#### The problem:
Omit the images. Copy each entry word for word.

BEGIN Excerpted records

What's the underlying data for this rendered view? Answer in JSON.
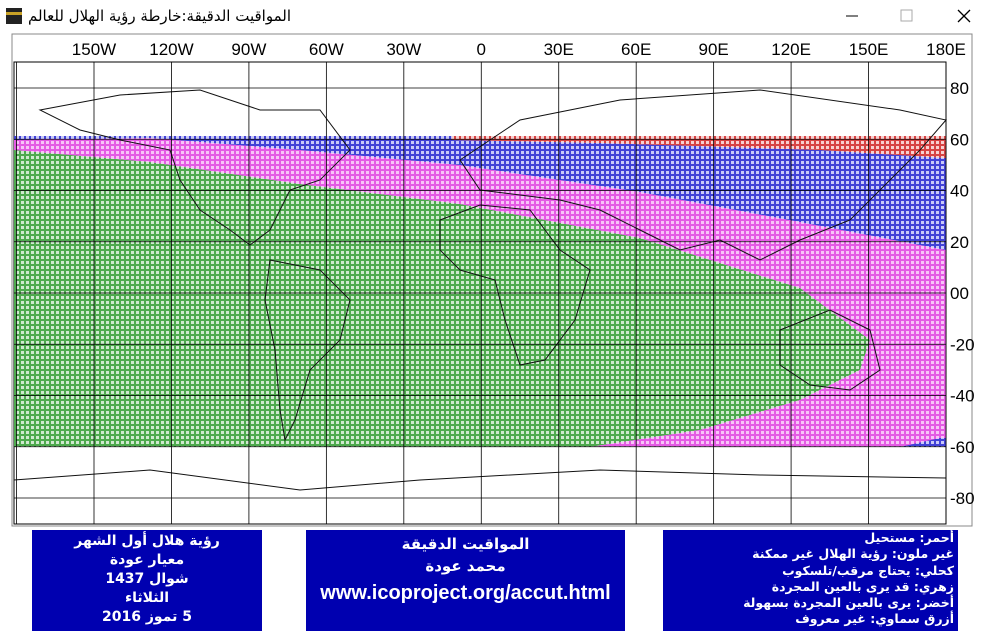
{
  "window": {
    "title": "المواقيت الدقيقة:خارطة رؤية الهلال للعالم"
  },
  "map": {
    "x_labels": [
      "150W",
      "120W",
      "90W",
      "60W",
      "30W",
      "0",
      "30E",
      "60E",
      "90E",
      "120E",
      "150E",
      "180E"
    ],
    "y_labels": [
      "80",
      "60",
      "40",
      "20",
      "00",
      "-20",
      "-40",
      "-60",
      "-80"
    ]
  },
  "info_box": {
    "lines": [
      "رؤية هلال أول الشهر",
      "معيار عودة",
      "شوال 1437",
      "الثلاثاء",
      "5 تموز 2016"
    ]
  },
  "author_box": {
    "lines": [
      "المواقيت الدقيقة",
      "محمد عودة",
      "www.icoproject.org/accut.html"
    ]
  },
  "legend": {
    "lines": [
      "أحمر: مستحيل",
      "غير ملون: رؤية الهلال غير ممكنة",
      "كحلي: يحتاج مرقب/تلسكوب",
      "زهري: قد يرى بالعين المجردة",
      "أخضر: يرى بالعين المجردة بسهولة",
      "أزرق سماوي: غير معروف"
    ]
  }
}
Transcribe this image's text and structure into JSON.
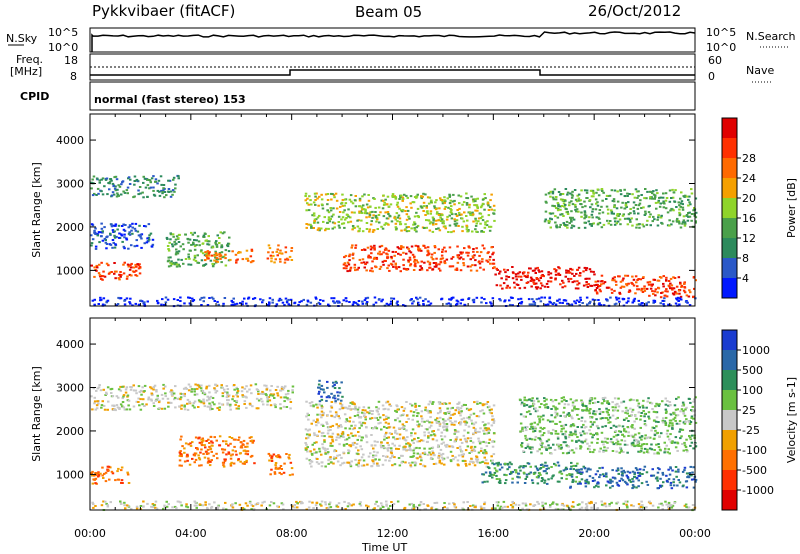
{
  "header": {
    "station": "Pykkvibaer (fitACF)",
    "beam": "Beam 05",
    "date": "26/Oct/2012"
  },
  "top_panels": {
    "nsky": {
      "label": "N.Sky",
      "tick_top": "10^5",
      "tick_bottom": "10^0"
    },
    "nsearch": {
      "label": "N.Search",
      "tick_top": "10^5",
      "tick_bottom": "10^0"
    },
    "freq": {
      "label_line1": "Freq.",
      "label_line2": "[MHz]",
      "tick_top": "18",
      "tick_bottom": "8"
    },
    "nave": {
      "label": "Nave",
      "tick_top": "60",
      "tick_bottom": "0"
    },
    "cpid": {
      "label": "CPID",
      "mode": "normal (fast stereo) 153"
    }
  },
  "chart_data": [
    {
      "type": "heatmap",
      "name": "power",
      "xlabel": "Time UT",
      "ylabel": "Slant Range [km]",
      "x_ticks": [
        "00:00",
        "04:00",
        "08:00",
        "12:00",
        "16:00",
        "20:00",
        "00:00"
      ],
      "y_ticks": [
        "1000",
        "2000",
        "3000",
        "4000"
      ],
      "ylim": [
        180,
        4600
      ],
      "colorbar": {
        "label": "Power [dB]",
        "ticks": [
          "4",
          "8",
          "12",
          "16",
          "20",
          "24",
          "28"
        ],
        "colors": [
          "#0018ff",
          "#2a58c8",
          "#2c8a5c",
          "#4aa04a",
          "#8fd42a",
          "#f5a000",
          "#ff6a00",
          "#ff3000",
          "#e00000"
        ]
      },
      "regions": [
        {
          "t": [
            0,
            2.5
          ],
          "r": [
            1500,
            2100
          ],
          "level": 1
        },
        {
          "t": [
            0,
            3.5
          ],
          "r": [
            2700,
            3200
          ],
          "level": 2
        },
        {
          "t": [
            0,
            2
          ],
          "r": [
            800,
            1200
          ],
          "level": 7
        },
        {
          "t": [
            3,
            5.5
          ],
          "r": [
            1100,
            1900
          ],
          "level": 3
        },
        {
          "t": [
            4.5,
            6.5
          ],
          "r": [
            1200,
            1500
          ],
          "level": 6
        },
        {
          "t": [
            7,
            8
          ],
          "r": [
            1200,
            1600
          ],
          "level": 6
        },
        {
          "t": [
            8.5,
            16
          ],
          "r": [
            1900,
            2800
          ],
          "level": 4
        },
        {
          "t": [
            10,
            16
          ],
          "r": [
            1000,
            1600
          ],
          "level": 7
        },
        {
          "t": [
            16,
            20
          ],
          "r": [
            600,
            1100
          ],
          "level": 8
        },
        {
          "t": [
            18,
            24
          ],
          "r": [
            2000,
            2900
          ],
          "level": 3
        },
        {
          "t": [
            20,
            24
          ],
          "r": [
            400,
            900
          ],
          "level": 7
        },
        {
          "t": [
            0,
            24
          ],
          "r": [
            200,
            400
          ],
          "level": 0
        }
      ]
    },
    {
      "type": "heatmap",
      "name": "velocity",
      "xlabel": "Time UT",
      "ylabel": "Slant Range [km]",
      "x_ticks": [
        "00:00",
        "04:00",
        "08:00",
        "12:00",
        "16:00",
        "20:00",
        "00:00"
      ],
      "y_ticks": [
        "1000",
        "2000",
        "3000",
        "4000"
      ],
      "ylim": [
        180,
        4600
      ],
      "colorbar": {
        "label": "Velocity [m s-1]",
        "ticks": [
          "1000",
          "500",
          "100",
          "25",
          "-25",
          "-100",
          "-500",
          "-1000"
        ],
        "colors": [
          "#1a3cd0",
          "#2a68a8",
          "#2d8f5a",
          "#6ac040",
          "#c8c8c8",
          "#f0a000",
          "#ff7000",
          "#ff3000",
          "#e00000"
        ]
      },
      "regions": [
        {
          "t": [
            0,
            8
          ],
          "r": [
            2500,
            3100
          ],
          "level": 4
        },
        {
          "t": [
            0,
            1.5
          ],
          "r": [
            800,
            1200
          ],
          "level": 6
        },
        {
          "t": [
            3.5,
            6.5
          ],
          "r": [
            1200,
            1900
          ],
          "level": 6
        },
        {
          "t": [
            7,
            8
          ],
          "r": [
            1000,
            1500
          ],
          "level": 6
        },
        {
          "t": [
            8.5,
            16
          ],
          "r": [
            1200,
            2700
          ],
          "level": 4
        },
        {
          "t": [
            9,
            10
          ],
          "r": [
            2700,
            3200
          ],
          "level": 1
        },
        {
          "t": [
            15.5,
            19.5
          ],
          "r": [
            800,
            1300
          ],
          "level": 2
        },
        {
          "t": [
            19,
            24
          ],
          "r": [
            700,
            1200
          ],
          "level": 1
        },
        {
          "t": [
            17,
            24
          ],
          "r": [
            1500,
            2800
          ],
          "level": 3
        },
        {
          "t": [
            0,
            24
          ],
          "r": [
            200,
            400
          ],
          "level": 4
        }
      ]
    }
  ]
}
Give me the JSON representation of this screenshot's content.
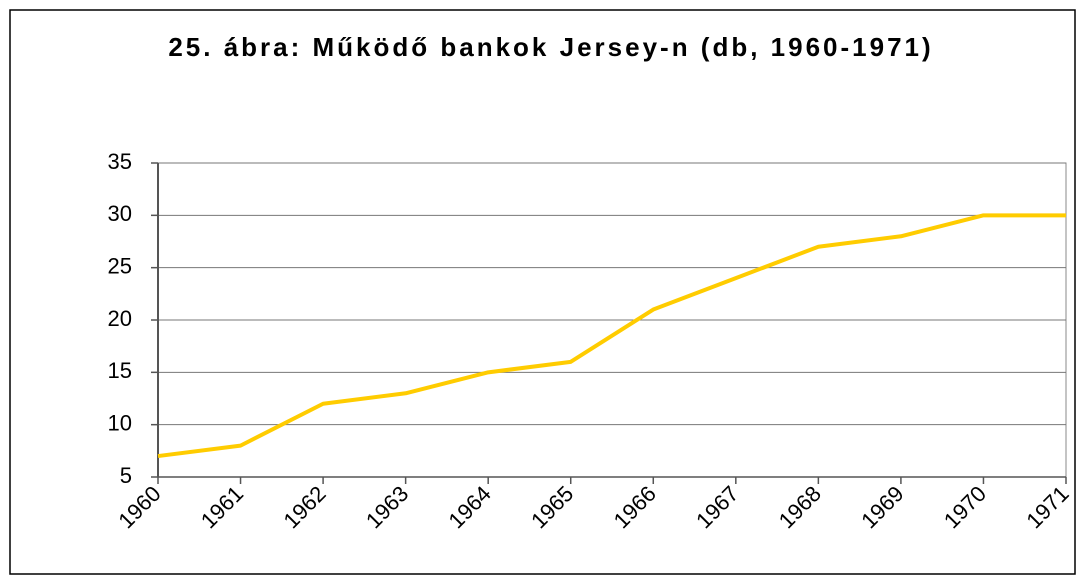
{
  "chart_data": {
    "type": "line",
    "title": "25. ábra: Működő bankok Jersey-n (db, 1960-1971)",
    "categories": [
      "1960",
      "1961",
      "1962",
      "1963",
      "1964",
      "1965",
      "1966",
      "1967",
      "1968",
      "1969",
      "1970",
      "1971"
    ],
    "values": [
      7,
      8,
      12,
      13,
      15,
      16,
      21,
      24,
      27,
      28,
      30,
      30
    ],
    "color": "#ffcc00",
    "ylim": [
      5,
      35
    ],
    "yticks": [
      5,
      10,
      15,
      20,
      25,
      30,
      35
    ],
    "grid": true
  }
}
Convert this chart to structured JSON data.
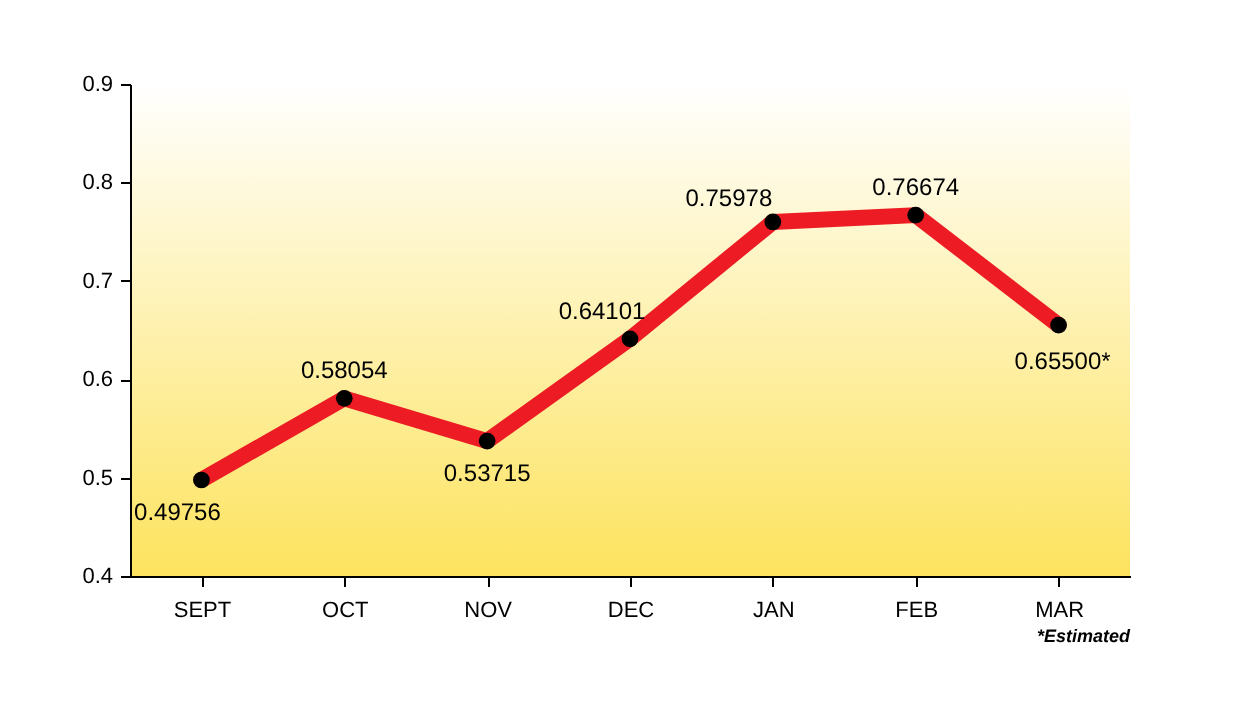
{
  "chart_data": {
    "type": "line",
    "categories": [
      "SEPT",
      "OCT",
      "NOV",
      "DEC",
      "JAN",
      "FEB",
      "MAR"
    ],
    "series": [
      {
        "color": "#ed1c24",
        "values": [
          0.49756,
          0.58054,
          0.53715,
          0.64101,
          0.75978,
          0.76674,
          0.655
        ],
        "value_labels": [
          "0.49756",
          "0.58054",
          "0.53715",
          "0.64101",
          "0.75978",
          "0.76674",
          "0.65500*"
        ]
      }
    ],
    "ylim": [
      0.4,
      0.9
    ],
    "yticks": [
      0.4,
      0.5,
      0.6,
      0.7,
      0.8,
      0.9
    ],
    "marker": "circle",
    "line_style": "solid",
    "grid": false,
    "annotations": [
      "*Estimated"
    ]
  }
}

END Excerpted records

#### Solution to this task:
What's the underlying data for this rendered view? Answer in JSON.
{
  "window": {
    "title": "المواقيت الدقيقة:خارطة رؤية الهلال للعالم"
  },
  "map": {
    "x_labels": [
      "150W",
      "120W",
      "90W",
      "60W",
      "30W",
      "0",
      "30E",
      "60E",
      "90E",
      "120E",
      "150E",
      "180E"
    ],
    "y_labels": [
      "80",
      "60",
      "40",
      "20",
      "00",
      "-20",
      "-40",
      "-60",
      "-80"
    ]
  },
  "info_box": {
    "lines": [
      "رؤية هلال أول الشهر",
      "معيار عودة",
      "شوال 1437",
      "الثلاثاء",
      "5 تموز 2016"
    ]
  },
  "author_box": {
    "lines": [
      "المواقيت الدقيقة",
      "محمد عودة",
      "www.icoproject.org/accut.html"
    ]
  },
  "legend": {
    "lines": [
      "أحمر: مستحيل",
      "غير ملون: رؤية الهلال غير ممكنة",
      "كحلي: يحتاج مرقب/تلسكوب",
      "زهري: قد يرى بالعين المجردة",
      "أخضر: يرى بالعين المجردة بسهولة",
      "أزرق سماوي: غير معروف"
    ]
  }
}
Transcribe this image's text and structure into JSON.
{
  "header": {
    "station": "Pykkvibaer (fitACF)",
    "beam": "Beam 05",
    "date": "26/Oct/2012"
  },
  "top_panels": {
    "nsky": {
      "label": "N.Sky",
      "tick_top": "10^5",
      "tick_bottom": "10^0"
    },
    "nsearch": {
      "label": "N.Search",
      "tick_top": "10^5",
      "tick_bottom": "10^0"
    },
    "freq": {
      "label_line1": "Freq.",
      "label_line2": "[MHz]",
      "tick_top": "18",
      "tick_bottom": "8"
    },
    "nave": {
      "label": "Nave",
      "tick_top": "60",
      "tick_bottom": "0"
    },
    "cpid": {
      "label": "CPID",
      "mode": "normal (fast stereo) 153"
    }
  },
  "chart_data": [
    {
      "type": "heatmap",
      "name": "power",
      "xlabel": "Time UT",
      "ylabel": "Slant Range [km]",
      "x_ticks": [
        "00:00",
        "04:00",
        "08:00",
        "12:00",
        "16:00",
        "20:00",
        "00:00"
      ],
      "y_ticks": [
        "1000",
        "2000",
        "3000",
        "4000"
      ],
      "ylim": [
        180,
        4600
      ],
      "colorbar": {
        "label": "Power [dB]",
        "ticks": [
          "4",
          "8",
          "12",
          "16",
          "20",
          "24",
          "28"
        ],
        "colors": [
          "#0018ff",
          "#2a58c8",
          "#2c8a5c",
          "#4aa04a",
          "#8fd42a",
          "#f5a000",
          "#ff6a00",
          "#ff3000",
          "#e00000"
        ]
      },
      "regions": [
        {
          "t": [
            0,
            2.5
          ],
          "r": [
            1500,
            2100
          ],
          "level": 1
        },
        {
          "t": [
            0,
            3.5
          ],
          "r": [
            2700,
            3200
          ],
          "level": 2
        },
        {
          "t": [
            0,
            2
          ],
          "r": [
            800,
            1200
          ],
          "level": 7
        },
        {
          "t": [
            3,
            5.5
          ],
          "r": [
            1100,
            1900
          ],
          "level": 3
        },
        {
          "t": [
            4.5,
            6.5
          ],
          "r": [
            1200,
            1500
          ],
          "level": 6
        },
        {
          "t": [
            7,
            8
          ],
          "r": [
            1200,
            1600
          ],
          "level": 6
        },
        {
          "t": [
            8.5,
            16
          ],
          "r": [
            1900,
            2800
          ],
          "level": 4
        },
        {
          "t": [
            10,
            16
          ],
          "r": [
            1000,
            1600
          ],
          "level": 7
        },
        {
          "t": [
            16,
            20
          ],
          "r": [
            600,
            1100
          ],
          "level": 8
        },
        {
          "t": [
            18,
            24
          ],
          "r": [
            2000,
            2900
          ],
          "level": 3
        },
        {
          "t": [
            20,
            24
          ],
          "r": [
            400,
            900
          ],
          "level": 7
        },
        {
          "t": [
            0,
            24
          ],
          "r": [
            200,
            400
          ],
          "level": 0
        }
      ]
    },
    {
      "type": "heatmap",
      "name": "velocity",
      "xlabel": "Time UT",
      "ylabel": "Slant Range [km]",
      "x_ticks": [
        "00:00",
        "04:00",
        "08:00",
        "12:00",
        "16:00",
        "20:00",
        "00:00"
      ],
      "y_ticks": [
        "1000",
        "2000",
        "3000",
        "4000"
      ],
      "ylim": [
        180,
        4600
      ],
      "colorbar": {
        "label": "Velocity [m s-1]",
        "ticks": [
          "1000",
          "500",
          "100",
          "25",
          "-25",
          "-100",
          "-500",
          "-1000"
        ],
        "colors": [
          "#1a3cd0",
          "#2a68a8",
          "#2d8f5a",
          "#6ac040",
          "#c8c8c8",
          "#f0a000",
          "#ff7000",
          "#ff3000",
          "#e00000"
        ]
      },
      "regions": [
        {
          "t": [
            0,
            8
          ],
          "r": [
            2500,
            3100
          ],
          "level": 4
        },
        {
          "t": [
            0,
            1.5
          ],
          "r": [
            800,
            1200
          ],
          "level": 6
        },
        {
          "t": [
            3.5,
            6.5
          ],
          "r": [
            1200,
            1900
          ],
          "level": 6
        },
        {
          "t": [
            7,
            8
          ],
          "r": [
            1000,
            1500
          ],
          "level": 6
        },
        {
          "t": [
            8.5,
            16
          ],
          "r": [
            1200,
            2700
          ],
          "level": 4
        },
        {
          "t": [
            9,
            10
          ],
          "r": [
            2700,
            3200
          ],
          "level": 1
        },
        {
          "t": [
            15.5,
            19.5
          ],
          "r": [
            800,
            1300
          ],
          "level": 2
        },
        {
          "t": [
            19,
            24
          ],
          "r": [
            700,
            1200
          ],
          "level": 1
        },
        {
          "t": [
            17,
            24
          ],
          "r": [
            1500,
            2800
          ],
          "level": 3
        },
        {
          "t": [
            0,
            24
          ],
          "r": [
            200,
            400
          ],
          "level": 4
        }
      ]
    }
  ]
}
Give me the JSON representation of this screenshot's content.
{
  "chart_data": {
    "type": "line",
    "title": "25. ábra: Működő bankok Jersey-n (db, 1960-1971)",
    "categories": [
      "1960",
      "1961",
      "1962",
      "1963",
      "1964",
      "1965",
      "1966",
      "1967",
      "1968",
      "1969",
      "1970",
      "1971"
    ],
    "values": [
      7,
      8,
      12,
      13,
      15,
      16,
      21,
      24,
      27,
      28,
      30,
      30
    ],
    "color": "#ffcc00",
    "ylim": [
      5,
      35
    ],
    "yticks": [
      5,
      10,
      15,
      20,
      25,
      30,
      35
    ],
    "grid": true
  }
}
Convert this chart to structured JSON data.
{
  "chart_data": {
    "type": "line",
    "categories": [
      "SEPT",
      "OCT",
      "NOV",
      "DEC",
      "JAN",
      "FEB",
      "MAR"
    ],
    "series": [
      {
        "color": "#ed1c24",
        "values": [
          0.49756,
          0.58054,
          0.53715,
          0.64101,
          0.75978,
          0.76674,
          0.655
        ],
        "value_labels": [
          "0.49756",
          "0.58054",
          "0.53715",
          "0.64101",
          "0.75978",
          "0.76674",
          "0.65500*"
        ]
      }
    ],
    "ylim": [
      0.4,
      0.9
    ],
    "yticks": [
      0.4,
      0.5,
      0.6,
      0.7,
      0.8,
      0.9
    ],
    "marker": "circle",
    "line_style": "solid",
    "grid": false,
    "annotations": [
      "*Estimated"
    ]
  }
}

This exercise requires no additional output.